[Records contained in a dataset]
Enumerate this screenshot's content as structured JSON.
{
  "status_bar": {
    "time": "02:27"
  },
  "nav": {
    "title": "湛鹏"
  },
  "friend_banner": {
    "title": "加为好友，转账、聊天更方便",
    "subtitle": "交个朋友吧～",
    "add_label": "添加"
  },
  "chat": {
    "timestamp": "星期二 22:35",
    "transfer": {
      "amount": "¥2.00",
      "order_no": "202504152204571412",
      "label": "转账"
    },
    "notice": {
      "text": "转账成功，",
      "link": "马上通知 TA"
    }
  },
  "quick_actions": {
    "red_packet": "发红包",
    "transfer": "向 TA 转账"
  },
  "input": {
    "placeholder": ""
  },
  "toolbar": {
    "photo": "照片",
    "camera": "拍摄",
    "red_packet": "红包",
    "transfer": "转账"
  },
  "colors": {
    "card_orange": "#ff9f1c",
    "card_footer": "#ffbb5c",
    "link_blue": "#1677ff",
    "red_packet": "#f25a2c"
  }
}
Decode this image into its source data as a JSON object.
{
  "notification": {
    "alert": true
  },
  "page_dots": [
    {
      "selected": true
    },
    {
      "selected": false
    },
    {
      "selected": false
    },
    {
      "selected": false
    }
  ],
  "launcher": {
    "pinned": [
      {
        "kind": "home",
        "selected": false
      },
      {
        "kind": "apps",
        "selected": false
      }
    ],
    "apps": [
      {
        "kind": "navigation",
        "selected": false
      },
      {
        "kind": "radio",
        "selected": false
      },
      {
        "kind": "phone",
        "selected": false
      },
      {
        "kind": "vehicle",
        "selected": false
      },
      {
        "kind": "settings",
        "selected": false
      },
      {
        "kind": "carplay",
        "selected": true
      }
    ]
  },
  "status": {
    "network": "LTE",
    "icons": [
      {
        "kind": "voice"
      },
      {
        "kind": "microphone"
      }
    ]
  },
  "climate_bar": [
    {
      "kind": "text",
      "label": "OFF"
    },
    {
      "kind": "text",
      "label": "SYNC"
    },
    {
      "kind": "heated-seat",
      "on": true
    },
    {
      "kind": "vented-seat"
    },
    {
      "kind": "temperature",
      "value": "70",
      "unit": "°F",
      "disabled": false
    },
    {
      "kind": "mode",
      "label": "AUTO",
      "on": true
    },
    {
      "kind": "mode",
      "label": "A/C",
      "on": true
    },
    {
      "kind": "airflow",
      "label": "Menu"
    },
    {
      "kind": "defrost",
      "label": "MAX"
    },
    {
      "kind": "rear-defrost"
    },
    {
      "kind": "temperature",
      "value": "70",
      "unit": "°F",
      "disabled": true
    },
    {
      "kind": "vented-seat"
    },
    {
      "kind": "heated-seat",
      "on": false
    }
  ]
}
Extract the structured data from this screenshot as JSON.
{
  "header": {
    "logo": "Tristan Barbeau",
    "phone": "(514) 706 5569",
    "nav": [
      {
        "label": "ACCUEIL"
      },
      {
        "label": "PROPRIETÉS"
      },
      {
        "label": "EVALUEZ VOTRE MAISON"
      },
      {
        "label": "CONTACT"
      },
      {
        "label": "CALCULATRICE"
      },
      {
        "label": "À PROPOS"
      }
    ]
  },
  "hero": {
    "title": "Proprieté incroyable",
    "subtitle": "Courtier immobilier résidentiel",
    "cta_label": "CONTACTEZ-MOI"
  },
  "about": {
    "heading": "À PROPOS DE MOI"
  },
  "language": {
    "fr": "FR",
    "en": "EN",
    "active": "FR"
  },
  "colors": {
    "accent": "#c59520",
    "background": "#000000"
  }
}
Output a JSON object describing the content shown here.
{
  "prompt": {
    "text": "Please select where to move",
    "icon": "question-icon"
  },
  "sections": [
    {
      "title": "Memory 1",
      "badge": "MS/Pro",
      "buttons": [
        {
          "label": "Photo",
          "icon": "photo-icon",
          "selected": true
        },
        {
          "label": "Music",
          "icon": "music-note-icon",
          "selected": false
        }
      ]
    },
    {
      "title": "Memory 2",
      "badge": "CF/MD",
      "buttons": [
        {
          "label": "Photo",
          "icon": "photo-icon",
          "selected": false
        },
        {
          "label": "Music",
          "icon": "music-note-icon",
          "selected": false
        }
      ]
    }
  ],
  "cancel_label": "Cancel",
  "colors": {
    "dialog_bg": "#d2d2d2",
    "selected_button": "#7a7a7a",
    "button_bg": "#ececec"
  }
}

§ OBJECTIVE
Set down the material above again, word for word.

§ THE SOLUTION
Enumerate this screenshot's content as structured JSON.
{
  "status_bar": {
    "time": "02:27"
  },
  "nav": {
    "title": "湛鹏"
  },
  "friend_banner": {
    "title": "加为好友，转账、聊天更方便",
    "subtitle": "交个朋友吧～",
    "add_label": "添加"
  },
  "chat": {
    "timestamp": "星期二 22:35",
    "transfer": {
      "amount": "¥2.00",
      "order_no": "202504152204571412",
      "label": "转账"
    },
    "notice": {
      "text": "转账成功，",
      "link": "马上通知 TA"
    }
  },
  "quick_actions": {
    "red_packet": "发红包",
    "transfer": "向 TA 转账"
  },
  "input": {
    "placeholder": ""
  },
  "toolbar": {
    "photo": "照片",
    "camera": "拍摄",
    "red_packet": "红包",
    "transfer": "转账"
  },
  "colors": {
    "card_orange": "#ff9f1c",
    "card_footer": "#ffbb5c",
    "link_blue": "#1677ff",
    "red_packet": "#f25a2c"
  }
}
Decode this image into its source data as a JSON object.
{
  "notification": {
    "alert": true
  },
  "page_dots": [
    {
      "selected": true
    },
    {
      "selected": false
    },
    {
      "selected": false
    },
    {
      "selected": false
    }
  ],
  "launcher": {
    "pinned": [
      {
        "kind": "home",
        "selected": false
      },
      {
        "kind": "apps",
        "selected": false
      }
    ],
    "apps": [
      {
        "kind": "navigation",
        "selected": false
      },
      {
        "kind": "radio",
        "selected": false
      },
      {
        "kind": "phone",
        "selected": false
      },
      {
        "kind": "vehicle",
        "selected": false
      },
      {
        "kind": "settings",
        "selected": false
      },
      {
        "kind": "carplay",
        "selected": true
      }
    ]
  },
  "status": {
    "network": "LTE",
    "icons": [
      {
        "kind": "voice"
      },
      {
        "kind": "microphone"
      }
    ]
  },
  "climate_bar": [
    {
      "kind": "text",
      "label": "OFF"
    },
    {
      "kind": "text",
      "label": "SYNC"
    },
    {
      "kind": "heated-seat",
      "on": true
    },
    {
      "kind": "vented-seat"
    },
    {
      "kind": "temperature",
      "value": "70",
      "unit": "°F",
      "disabled": false
    },
    {
      "kind": "mode",
      "label": "AUTO",
      "on": true
    },
    {
      "kind": "mode",
      "label": "A/C",
      "on": true
    },
    {
      "kind": "airflow",
      "label": "Menu"
    },
    {
      "kind": "defrost",
      "label": "MAX"
    },
    {
      "kind": "rear-defrost"
    },
    {
      "kind": "temperature",
      "value": "70",
      "unit": "°F",
      "disabled": true
    },
    {
      "kind": "vented-seat"
    },
    {
      "kind": "heated-seat",
      "on": false
    }
  ]
}
Extract the structured data from this screenshot as JSON.
{
  "header": {
    "logo": "Tristan Barbeau",
    "phone": "(514) 706 5569",
    "nav": [
      {
        "label": "ACCUEIL"
      },
      {
        "label": "PROPRIETÉS"
      },
      {
        "label": "EVALUEZ VOTRE MAISON"
      },
      {
        "label": "CONTACT"
      },
      {
        "label": "CALCULATRICE"
      },
      {
        "label": "À PROPOS"
      }
    ]
  },
  "hero": {
    "title": "Proprieté incroyable",
    "subtitle": "Courtier immobilier résidentiel",
    "cta_label": "CONTACTEZ-MOI"
  },
  "about": {
    "heading": "À PROPOS DE MOI"
  },
  "language": {
    "fr": "FR",
    "en": "EN",
    "active": "FR"
  },
  "colors": {
    "accent": "#c59520",
    "background": "#000000"
  }
}
Output a JSON object describing the content shown here.
{
  "prompt": {
    "text": "Please select where to move",
    "icon": "question-icon"
  },
  "sections": [
    {
      "title": "Memory 1",
      "badge": "MS/Pro",
      "buttons": [
        {
          "label": "Photo",
          "icon": "photo-icon",
          "selected": true
        },
        {
          "label": "Music",
          "icon": "music-note-icon",
          "selected": false
        }
      ]
    },
    {
      "title": "Memory 2",
      "badge": "CF/MD",
      "buttons": [
        {
          "label": "Photo",
          "icon": "photo-icon",
          "selected": false
        },
        {
          "label": "Music",
          "icon": "music-note-icon",
          "selected": false
        }
      ]
    }
  ],
  "cancel_label": "Cancel",
  "colors": {
    "dialog_bg": "#d2d2d2",
    "selected_button": "#7a7a7a",
    "button_bg": "#ececec"
  }
}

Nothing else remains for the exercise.